Exactly reproduce each record listed below.

■ ■ ■

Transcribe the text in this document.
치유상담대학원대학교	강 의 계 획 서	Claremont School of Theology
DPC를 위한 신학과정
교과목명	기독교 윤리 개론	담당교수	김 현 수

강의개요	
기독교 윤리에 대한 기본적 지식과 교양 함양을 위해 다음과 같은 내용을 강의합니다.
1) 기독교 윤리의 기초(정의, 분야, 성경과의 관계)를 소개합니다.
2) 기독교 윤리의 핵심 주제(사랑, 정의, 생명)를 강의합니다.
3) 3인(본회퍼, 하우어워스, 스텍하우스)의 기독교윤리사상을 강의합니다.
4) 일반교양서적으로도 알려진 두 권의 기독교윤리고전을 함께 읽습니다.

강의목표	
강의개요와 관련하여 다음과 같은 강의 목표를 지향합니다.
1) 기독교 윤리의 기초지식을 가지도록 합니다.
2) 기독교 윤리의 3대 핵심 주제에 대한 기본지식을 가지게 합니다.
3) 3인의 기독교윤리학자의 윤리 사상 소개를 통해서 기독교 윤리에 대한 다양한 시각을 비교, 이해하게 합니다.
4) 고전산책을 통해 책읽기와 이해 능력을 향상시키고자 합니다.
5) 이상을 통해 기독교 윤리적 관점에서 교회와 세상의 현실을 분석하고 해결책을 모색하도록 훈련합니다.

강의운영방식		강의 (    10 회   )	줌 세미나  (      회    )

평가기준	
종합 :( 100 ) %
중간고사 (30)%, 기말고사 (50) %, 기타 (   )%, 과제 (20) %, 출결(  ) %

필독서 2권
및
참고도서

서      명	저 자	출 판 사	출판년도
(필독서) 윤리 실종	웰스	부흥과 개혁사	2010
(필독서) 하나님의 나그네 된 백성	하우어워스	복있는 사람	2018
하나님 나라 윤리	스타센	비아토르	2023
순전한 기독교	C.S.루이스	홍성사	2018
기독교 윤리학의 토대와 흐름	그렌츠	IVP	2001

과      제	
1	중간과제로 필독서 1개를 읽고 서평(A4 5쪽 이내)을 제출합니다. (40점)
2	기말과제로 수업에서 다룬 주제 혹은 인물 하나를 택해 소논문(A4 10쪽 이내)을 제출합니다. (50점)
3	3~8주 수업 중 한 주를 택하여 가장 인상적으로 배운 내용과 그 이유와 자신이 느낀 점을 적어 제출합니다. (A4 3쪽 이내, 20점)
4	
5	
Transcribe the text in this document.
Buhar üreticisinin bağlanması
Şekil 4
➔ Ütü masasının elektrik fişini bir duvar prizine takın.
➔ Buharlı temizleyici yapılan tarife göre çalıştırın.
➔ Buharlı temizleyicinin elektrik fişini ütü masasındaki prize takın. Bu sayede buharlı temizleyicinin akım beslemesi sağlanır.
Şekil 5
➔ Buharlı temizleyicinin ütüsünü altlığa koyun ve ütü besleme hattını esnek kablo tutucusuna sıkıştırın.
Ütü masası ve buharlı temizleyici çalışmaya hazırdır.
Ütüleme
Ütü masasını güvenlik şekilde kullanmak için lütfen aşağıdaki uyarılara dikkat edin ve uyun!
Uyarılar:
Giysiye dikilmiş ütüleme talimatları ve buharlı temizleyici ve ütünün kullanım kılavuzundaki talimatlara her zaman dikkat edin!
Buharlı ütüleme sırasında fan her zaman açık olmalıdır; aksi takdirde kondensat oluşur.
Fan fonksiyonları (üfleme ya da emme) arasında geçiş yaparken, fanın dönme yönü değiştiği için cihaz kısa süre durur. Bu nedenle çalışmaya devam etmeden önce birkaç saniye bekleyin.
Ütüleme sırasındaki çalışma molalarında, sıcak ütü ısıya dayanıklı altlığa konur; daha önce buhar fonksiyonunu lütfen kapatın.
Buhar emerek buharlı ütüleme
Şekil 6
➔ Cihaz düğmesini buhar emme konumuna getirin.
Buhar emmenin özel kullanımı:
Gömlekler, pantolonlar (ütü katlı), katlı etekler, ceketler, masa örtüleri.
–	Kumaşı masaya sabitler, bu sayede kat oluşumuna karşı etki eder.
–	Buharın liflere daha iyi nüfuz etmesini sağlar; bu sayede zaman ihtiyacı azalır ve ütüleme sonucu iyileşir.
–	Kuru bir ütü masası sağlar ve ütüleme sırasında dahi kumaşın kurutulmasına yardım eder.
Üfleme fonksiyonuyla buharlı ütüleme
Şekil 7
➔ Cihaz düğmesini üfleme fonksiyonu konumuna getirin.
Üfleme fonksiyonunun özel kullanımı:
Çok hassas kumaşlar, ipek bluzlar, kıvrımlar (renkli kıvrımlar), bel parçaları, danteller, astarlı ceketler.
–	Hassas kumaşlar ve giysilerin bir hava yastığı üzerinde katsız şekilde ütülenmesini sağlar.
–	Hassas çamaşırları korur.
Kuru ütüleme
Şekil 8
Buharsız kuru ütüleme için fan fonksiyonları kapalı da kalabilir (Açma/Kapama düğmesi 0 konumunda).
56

■ ■ ■

(Result for this exercise):
Transcribe the text in this document.
치유상담대학원대학교	강 의 계 획 서	Claremont School of Theology
DPC를 위한 신학과정
교과목명	기독교 윤리 개론	담당교수	김 현 수

강의개요	
기독교 윤리에 대한 기본적 지식과 교양 함양을 위해 다음과 같은 내용을 강의합니다.
1) 기독교 윤리의 기초(정의, 분야, 성경과의 관계)를 소개합니다.
2) 기독교 윤리의 핵심 주제(사랑, 정의, 생명)를 강의합니다.
3) 3인(본회퍼, 하우어워스, 스텍하우스)의 기독교윤리사상을 강의합니다.
4) 일반교양서적으로도 알려진 두 권의 기독교윤리고전을 함께 읽습니다.

강의목표	
강의개요와 관련하여 다음과 같은 강의 목표를 지향합니다.
1) 기독교 윤리의 기초지식을 가지도록 합니다.
2) 기독교 윤리의 3대 핵심 주제에 대한 기본지식을 가지게 합니다.
3) 3인의 기독교윤리학자의 윤리 사상 소개를 통해서 기독교 윤리에 대한 다양한 시각을 비교, 이해하게 합니다.
4) 고전산책을 통해 책읽기와 이해 능력을 향상시키고자 합니다.
5) 이상을 통해 기독교 윤리적 관점에서 교회와 세상의 현실을 분석하고 해결책을 모색하도록 훈련합니다.

강의운영방식		강의 (    10 회   )	줌 세미나  (      회    )

평가기준	
종합 :( 100 ) %
중간고사 (30)%, 기말고사 (50) %, 기타 (   )%, 과제 (20) %, 출결(  ) %

필독서 2권
및
참고도서

서      명	저 자	출 판 사	출판년도
(필독서) 윤리 실종	웰스	부흥과 개혁사	2010
(필독서) 하나님의 나그네 된 백성	하우어워스	복있는 사람	2018
하나님 나라 윤리	스타센	비아토르	2023
순전한 기독교	C.S.루이스	홍성사	2018
기독교 윤리학의 토대와 흐름	그렌츠	IVP	2001

과      제	
1	중간과제로 필독서 1개를 읽고 서평(A4 5쪽 이내)을 제출합니다. (40점)
2	기말과제로 수업에서 다룬 주제 혹은 인물 하나를 택해 소논문(A4 10쪽 이내)을 제출합니다. (50점)
3	3~8주 수업 중 한 주를 택하여 가장 인상적으로 배운 내용과 그 이유와 자신이 느낀 점을 적어 제출합니다. (A4 3쪽 이내, 20점)
4	
5	
Transcribe the text in this document.
Buhar üreticisinin bağlanması
Şekil 4
➔ Ütü masasının elektrik fişini bir duvar prizine takın.
➔ Buharlı temizleyici yapılan tarife göre çalıştırın.
➔ Buharlı temizleyicinin elektrik fişini ütü masasındaki prize takın. Bu sayede buharlı temizleyicinin akım beslemesi sağlanır.
Şekil 5
➔ Buharlı temizleyicinin ütüsünü altlığa koyun ve ütü besleme hattını esnek kablo tutucusuna sıkıştırın.
Ütü masası ve buharlı temizleyici çalışmaya hazırdır.
Ütüleme
Ütü masasını güvenlik şekilde kullanmak için lütfen aşağıdaki uyarılara dikkat edin ve uyun!
Uyarılar:
Giysiye dikilmiş ütüleme talimatları ve buharlı temizleyici ve ütünün kullanım kılavuzundaki talimatlara her zaman dikkat edin!
Buharlı ütüleme sırasında fan her zaman açık olmalıdır; aksi takdirde kondensat oluşur.
Fan fonksiyonları (üfleme ya da emme) arasında geçiş yaparken, fanın dönme yönü değiştiği için cihaz kısa süre durur. Bu nedenle çalışmaya devam etmeden önce birkaç saniye bekleyin.
Ütüleme sırasındaki çalışma molalarında, sıcak ütü ısıya dayanıklı altlığa konur; daha önce buhar fonksiyonunu lütfen kapatın.
Buhar emerek buharlı ütüleme
Şekil 6
➔ Cihaz düğmesini buhar emme konumuna getirin.
Buhar emmenin özel kullanımı:
Gömlekler, pantolonlar (ütü katlı), katlı etekler, ceketler, masa örtüleri.
–	Kumaşı masaya sabitler, bu sayede kat oluşumuna karşı etki eder.
–	Buharın liflere daha iyi nüfuz etmesini sağlar; bu sayede zaman ihtiyacı azalır ve ütüleme sonucu iyileşir.
–	Kuru bir ütü masası sağlar ve ütüleme sırasında dahi kumaşın kurutulmasına yardım eder.
Üfleme fonksiyonuyla buharlı ütüleme
Şekil 7
➔ Cihaz düğmesini üfleme fonksiyonu konumuna getirin.
Üfleme fonksiyonunun özel kullanımı:
Çok hassas kumaşlar, ipek bluzlar, kıvrımlar (renkli kıvrımlar), bel parçaları, danteller, astarlı ceketler.
–	Hassas kumaşlar ve giysilerin bir hava yastığı üzerinde katsız şekilde ütülenmesini sağlar.
–	Hassas çamaşırları korur.
Kuru ütüleme
Şekil 8
Buharsız kuru ütüleme için fan fonksiyonları kapalı da kalabilir (Açma/Kapama düğmesi 0 konumunda).
56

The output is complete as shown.